━━━ SUPPLIED RECORDS ━━━

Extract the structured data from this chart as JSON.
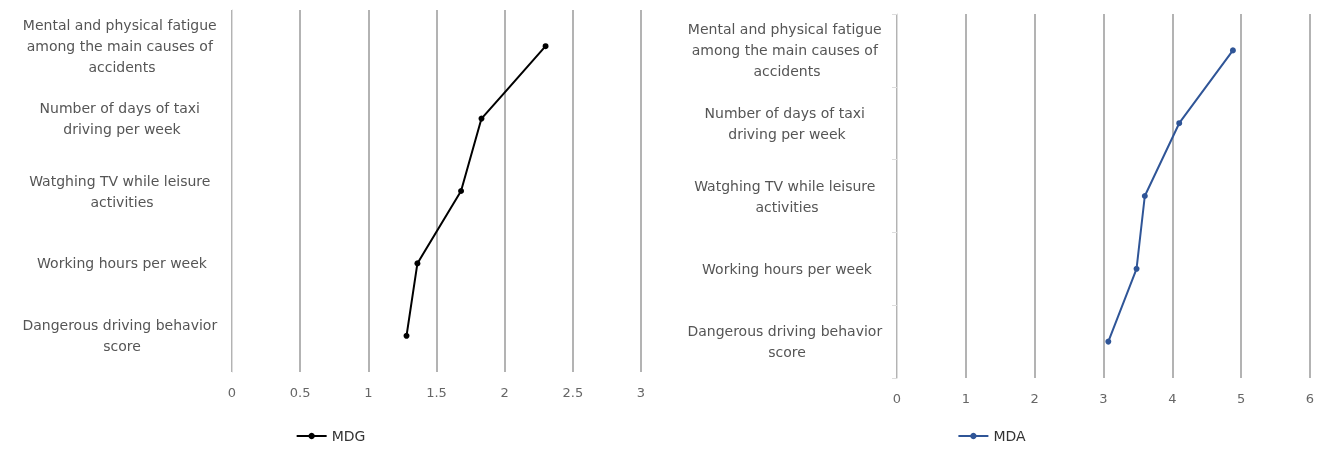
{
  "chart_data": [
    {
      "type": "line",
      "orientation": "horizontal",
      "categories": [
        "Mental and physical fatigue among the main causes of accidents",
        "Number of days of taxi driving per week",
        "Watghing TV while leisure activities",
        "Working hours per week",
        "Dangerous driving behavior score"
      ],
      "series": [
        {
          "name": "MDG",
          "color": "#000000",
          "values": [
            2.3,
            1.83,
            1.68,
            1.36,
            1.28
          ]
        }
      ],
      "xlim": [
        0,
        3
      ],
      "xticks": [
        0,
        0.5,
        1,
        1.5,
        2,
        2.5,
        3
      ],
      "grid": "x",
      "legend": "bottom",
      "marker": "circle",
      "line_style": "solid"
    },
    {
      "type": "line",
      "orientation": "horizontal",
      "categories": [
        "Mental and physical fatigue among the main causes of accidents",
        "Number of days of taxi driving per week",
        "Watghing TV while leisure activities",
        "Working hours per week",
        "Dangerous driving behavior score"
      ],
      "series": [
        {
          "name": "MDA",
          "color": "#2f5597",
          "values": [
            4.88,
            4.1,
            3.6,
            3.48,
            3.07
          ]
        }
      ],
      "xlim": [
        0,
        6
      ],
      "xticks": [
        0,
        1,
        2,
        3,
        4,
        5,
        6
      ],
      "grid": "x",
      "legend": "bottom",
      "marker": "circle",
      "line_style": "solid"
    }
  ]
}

━━━

**WHAT NEEDS TO BE DONE:** Without including any picture, retype the entries exactly.

**OUTPUT FOR THIS TASK:**
Extract the structured data from this chart as JSON.
{
  "chart_data": [
    {
      "type": "line",
      "orientation": "horizontal",
      "categories": [
        "Mental and physical fatigue among the main causes of accidents",
        "Number of days of taxi driving per week",
        "Watghing TV while leisure activities",
        "Working hours per week",
        "Dangerous driving behavior score"
      ],
      "series": [
        {
          "name": "MDG",
          "color": "#000000",
          "values": [
            2.3,
            1.83,
            1.68,
            1.36,
            1.28
          ]
        }
      ],
      "xlim": [
        0,
        3
      ],
      "xticks": [
        0,
        0.5,
        1,
        1.5,
        2,
        2.5,
        3
      ],
      "grid": "x",
      "legend": "bottom",
      "marker": "circle",
      "line_style": "solid"
    },
    {
      "type": "line",
      "orientation": "horizontal",
      "categories": [
        "Mental and physical fatigue among the main causes of accidents",
        "Number of days of taxi driving per week",
        "Watghing TV while leisure activities",
        "Working hours per week",
        "Dangerous driving behavior score"
      ],
      "series": [
        {
          "name": "MDA",
          "color": "#2f5597",
          "values": [
            4.88,
            4.1,
            3.6,
            3.48,
            3.07
          ]
        }
      ],
      "xlim": [
        0,
        6
      ],
      "xticks": [
        0,
        1,
        2,
        3,
        4,
        5,
        6
      ],
      "grid": "x",
      "legend": "bottom",
      "marker": "circle",
      "line_style": "solid"
    }
  ]
}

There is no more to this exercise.